Collect each line of the entries that holds the string "highlighted".

-- begin RECORD EXCERPTS --

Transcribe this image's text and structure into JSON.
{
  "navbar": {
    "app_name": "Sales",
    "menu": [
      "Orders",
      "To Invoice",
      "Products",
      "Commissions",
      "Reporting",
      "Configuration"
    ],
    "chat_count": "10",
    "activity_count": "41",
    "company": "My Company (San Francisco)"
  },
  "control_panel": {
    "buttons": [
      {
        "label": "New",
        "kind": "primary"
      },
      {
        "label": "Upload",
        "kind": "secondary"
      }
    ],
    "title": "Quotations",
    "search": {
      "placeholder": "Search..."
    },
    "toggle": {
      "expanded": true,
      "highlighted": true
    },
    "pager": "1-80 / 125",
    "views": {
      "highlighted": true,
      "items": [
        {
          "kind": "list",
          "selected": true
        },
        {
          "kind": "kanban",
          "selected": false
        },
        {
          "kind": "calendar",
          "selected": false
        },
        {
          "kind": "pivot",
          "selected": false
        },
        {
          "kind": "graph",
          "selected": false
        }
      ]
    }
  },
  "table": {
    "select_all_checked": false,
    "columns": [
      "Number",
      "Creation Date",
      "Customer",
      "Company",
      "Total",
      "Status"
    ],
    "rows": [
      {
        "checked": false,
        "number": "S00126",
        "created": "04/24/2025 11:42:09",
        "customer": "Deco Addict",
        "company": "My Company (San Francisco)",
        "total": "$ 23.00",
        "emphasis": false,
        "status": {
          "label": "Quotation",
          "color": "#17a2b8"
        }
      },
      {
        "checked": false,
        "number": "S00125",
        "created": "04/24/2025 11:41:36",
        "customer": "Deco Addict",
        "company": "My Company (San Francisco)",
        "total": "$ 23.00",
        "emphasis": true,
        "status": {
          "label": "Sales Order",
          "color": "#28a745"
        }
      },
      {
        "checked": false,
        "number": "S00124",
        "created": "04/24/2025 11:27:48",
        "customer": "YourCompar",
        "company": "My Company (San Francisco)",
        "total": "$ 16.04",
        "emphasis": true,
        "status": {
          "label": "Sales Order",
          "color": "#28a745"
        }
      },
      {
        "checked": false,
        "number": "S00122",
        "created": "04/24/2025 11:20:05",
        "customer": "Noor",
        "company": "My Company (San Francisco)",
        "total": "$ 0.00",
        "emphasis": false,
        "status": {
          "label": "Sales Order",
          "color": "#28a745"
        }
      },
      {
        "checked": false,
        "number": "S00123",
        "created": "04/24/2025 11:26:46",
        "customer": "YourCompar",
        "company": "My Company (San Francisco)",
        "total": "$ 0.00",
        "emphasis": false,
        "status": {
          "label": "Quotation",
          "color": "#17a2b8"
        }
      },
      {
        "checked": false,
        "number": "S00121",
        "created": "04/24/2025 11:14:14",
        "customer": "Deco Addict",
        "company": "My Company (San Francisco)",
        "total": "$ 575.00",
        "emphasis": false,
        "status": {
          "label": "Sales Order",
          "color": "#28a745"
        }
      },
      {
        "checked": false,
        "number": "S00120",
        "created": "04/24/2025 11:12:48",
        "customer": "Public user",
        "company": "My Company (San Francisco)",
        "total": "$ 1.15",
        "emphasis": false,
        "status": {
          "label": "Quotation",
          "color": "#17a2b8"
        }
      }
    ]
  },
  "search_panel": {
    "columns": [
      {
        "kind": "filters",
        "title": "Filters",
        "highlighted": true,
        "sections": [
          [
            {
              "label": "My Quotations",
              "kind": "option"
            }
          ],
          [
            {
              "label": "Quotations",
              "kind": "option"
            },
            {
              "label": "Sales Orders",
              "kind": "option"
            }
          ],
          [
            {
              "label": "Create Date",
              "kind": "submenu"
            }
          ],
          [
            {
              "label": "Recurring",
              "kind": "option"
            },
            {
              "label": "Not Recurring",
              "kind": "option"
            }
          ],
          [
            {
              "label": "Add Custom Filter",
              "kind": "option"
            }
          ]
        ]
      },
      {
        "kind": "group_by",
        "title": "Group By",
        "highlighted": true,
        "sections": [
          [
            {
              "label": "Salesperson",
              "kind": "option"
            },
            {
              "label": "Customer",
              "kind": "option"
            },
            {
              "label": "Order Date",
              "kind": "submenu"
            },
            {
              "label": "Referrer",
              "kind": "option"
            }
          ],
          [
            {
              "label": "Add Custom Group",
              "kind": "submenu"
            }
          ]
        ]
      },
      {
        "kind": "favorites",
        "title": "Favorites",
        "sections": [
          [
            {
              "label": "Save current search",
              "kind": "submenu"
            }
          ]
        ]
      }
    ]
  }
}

-- end RECORD EXCERPTS --

→ **ANSWER TO THE EXERCISE**
      "highlighted": true
      "highlighted": true,
        "highlighted": true,
        "highlighted": true,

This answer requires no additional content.